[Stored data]
══════════

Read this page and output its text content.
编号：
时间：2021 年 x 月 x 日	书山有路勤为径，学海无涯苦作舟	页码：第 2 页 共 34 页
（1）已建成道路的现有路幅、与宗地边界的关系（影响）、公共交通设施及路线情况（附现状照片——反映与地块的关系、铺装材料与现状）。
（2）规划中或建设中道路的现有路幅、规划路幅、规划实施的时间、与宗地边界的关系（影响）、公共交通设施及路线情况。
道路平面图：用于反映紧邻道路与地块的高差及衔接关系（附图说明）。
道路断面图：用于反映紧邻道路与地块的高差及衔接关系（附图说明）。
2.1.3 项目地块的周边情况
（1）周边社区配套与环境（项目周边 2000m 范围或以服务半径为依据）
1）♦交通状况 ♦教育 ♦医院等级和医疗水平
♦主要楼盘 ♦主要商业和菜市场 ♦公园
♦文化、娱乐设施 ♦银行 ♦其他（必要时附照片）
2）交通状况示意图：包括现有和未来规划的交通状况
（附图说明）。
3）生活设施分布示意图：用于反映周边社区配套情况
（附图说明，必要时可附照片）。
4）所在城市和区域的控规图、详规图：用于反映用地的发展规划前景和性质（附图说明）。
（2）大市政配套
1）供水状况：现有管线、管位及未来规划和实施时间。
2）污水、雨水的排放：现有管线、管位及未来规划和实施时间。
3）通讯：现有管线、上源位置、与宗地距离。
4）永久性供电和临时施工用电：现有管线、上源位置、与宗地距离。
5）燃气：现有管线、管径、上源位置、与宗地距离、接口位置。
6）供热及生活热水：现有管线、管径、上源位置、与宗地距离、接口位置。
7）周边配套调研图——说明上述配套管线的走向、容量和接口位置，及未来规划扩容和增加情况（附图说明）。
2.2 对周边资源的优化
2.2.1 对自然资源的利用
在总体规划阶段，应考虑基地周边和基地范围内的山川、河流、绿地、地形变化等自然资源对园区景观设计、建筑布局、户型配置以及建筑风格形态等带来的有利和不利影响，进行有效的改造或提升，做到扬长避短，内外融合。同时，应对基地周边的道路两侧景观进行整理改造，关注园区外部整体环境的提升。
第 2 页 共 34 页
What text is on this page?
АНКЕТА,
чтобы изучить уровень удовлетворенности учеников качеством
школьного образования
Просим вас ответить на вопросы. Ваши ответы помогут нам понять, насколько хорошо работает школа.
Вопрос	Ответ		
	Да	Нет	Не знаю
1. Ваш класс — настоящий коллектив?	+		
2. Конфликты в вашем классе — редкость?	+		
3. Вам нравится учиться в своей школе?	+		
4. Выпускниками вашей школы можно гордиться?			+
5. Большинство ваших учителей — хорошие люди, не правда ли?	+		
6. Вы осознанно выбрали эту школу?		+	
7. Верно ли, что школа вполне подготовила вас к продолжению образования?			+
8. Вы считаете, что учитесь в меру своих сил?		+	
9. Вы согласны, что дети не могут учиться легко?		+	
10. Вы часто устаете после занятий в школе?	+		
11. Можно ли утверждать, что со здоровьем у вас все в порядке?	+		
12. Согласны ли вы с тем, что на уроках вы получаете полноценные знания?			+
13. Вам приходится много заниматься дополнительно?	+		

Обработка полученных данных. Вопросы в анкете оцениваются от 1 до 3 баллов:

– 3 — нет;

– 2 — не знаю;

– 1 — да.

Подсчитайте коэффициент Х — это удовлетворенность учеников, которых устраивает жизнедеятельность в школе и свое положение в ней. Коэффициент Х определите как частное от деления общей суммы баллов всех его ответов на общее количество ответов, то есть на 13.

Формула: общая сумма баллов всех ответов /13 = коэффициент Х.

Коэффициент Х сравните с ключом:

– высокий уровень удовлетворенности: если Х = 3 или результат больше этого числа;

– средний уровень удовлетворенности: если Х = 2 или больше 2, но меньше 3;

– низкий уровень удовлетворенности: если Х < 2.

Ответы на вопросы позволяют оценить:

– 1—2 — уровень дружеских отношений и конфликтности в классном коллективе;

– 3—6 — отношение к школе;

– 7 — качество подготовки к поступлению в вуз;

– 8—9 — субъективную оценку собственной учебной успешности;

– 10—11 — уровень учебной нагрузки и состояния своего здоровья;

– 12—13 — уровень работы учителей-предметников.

══════════

Exercise prompt
Find every line in the records above that holds the word "管位及未来规划和实施时间", and copy each one.

Result
1）供水状况：现有管线、管位及未来规划和实施时间。
2）污水、雨水的排放：现有管线、管位及未来规划和实施时间。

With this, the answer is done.